List all lines in the material below that contain "TradingView".

── ENTRIES PROVIDED ──

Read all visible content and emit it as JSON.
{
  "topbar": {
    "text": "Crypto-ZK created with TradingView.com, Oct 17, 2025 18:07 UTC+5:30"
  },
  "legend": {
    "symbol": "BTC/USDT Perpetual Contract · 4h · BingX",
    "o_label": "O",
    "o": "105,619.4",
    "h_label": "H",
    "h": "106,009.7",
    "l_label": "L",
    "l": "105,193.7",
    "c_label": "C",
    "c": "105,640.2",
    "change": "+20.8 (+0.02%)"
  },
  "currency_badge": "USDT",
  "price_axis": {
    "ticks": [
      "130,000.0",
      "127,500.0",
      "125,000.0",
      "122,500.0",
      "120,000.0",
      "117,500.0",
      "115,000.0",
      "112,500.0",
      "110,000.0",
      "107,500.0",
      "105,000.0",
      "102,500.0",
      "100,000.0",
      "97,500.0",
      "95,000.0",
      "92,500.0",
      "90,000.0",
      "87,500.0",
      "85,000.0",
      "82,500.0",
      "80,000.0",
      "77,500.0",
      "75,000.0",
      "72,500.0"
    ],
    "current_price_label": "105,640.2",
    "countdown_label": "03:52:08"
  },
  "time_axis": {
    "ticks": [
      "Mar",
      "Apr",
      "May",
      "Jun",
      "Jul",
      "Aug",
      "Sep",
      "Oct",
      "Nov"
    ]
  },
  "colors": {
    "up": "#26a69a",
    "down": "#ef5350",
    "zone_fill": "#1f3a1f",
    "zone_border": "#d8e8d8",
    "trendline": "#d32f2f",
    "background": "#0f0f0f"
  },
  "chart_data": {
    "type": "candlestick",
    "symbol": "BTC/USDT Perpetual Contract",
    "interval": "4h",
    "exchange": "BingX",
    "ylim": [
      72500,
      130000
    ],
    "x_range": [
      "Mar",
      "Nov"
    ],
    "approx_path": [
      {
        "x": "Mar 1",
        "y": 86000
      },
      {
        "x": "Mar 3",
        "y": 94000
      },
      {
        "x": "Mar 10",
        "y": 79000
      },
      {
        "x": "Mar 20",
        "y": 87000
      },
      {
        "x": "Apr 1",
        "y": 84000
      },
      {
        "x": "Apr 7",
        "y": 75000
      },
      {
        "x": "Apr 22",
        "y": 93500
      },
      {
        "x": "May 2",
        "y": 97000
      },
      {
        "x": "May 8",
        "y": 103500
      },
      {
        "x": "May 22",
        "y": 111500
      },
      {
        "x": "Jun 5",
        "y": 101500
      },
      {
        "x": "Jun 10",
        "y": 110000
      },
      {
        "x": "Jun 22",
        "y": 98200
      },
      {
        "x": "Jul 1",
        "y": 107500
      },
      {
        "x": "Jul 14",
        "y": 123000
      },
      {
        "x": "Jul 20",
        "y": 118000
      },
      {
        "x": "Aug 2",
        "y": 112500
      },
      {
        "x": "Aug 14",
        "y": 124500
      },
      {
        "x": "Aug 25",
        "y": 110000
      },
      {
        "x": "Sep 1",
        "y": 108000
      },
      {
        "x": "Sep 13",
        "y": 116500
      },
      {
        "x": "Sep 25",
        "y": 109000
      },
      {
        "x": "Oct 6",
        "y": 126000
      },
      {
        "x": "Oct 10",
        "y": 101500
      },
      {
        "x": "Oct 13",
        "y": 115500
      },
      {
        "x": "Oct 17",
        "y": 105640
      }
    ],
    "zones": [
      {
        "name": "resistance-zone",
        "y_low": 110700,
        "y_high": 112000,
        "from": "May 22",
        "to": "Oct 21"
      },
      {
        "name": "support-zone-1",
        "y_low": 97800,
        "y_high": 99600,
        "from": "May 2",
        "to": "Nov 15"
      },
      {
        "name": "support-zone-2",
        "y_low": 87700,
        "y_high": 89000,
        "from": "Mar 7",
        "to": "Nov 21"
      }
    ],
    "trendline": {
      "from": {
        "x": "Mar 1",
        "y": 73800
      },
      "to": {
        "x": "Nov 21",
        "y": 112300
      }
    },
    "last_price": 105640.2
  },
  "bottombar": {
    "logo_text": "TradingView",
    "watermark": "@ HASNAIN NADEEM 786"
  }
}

───

### RESULT OF THE TASK
    "text": "Crypto-ZK created with TradingView.com, Oct 17, 2025 18:07 UTC+5:30"
    "logo_text": "TradingView",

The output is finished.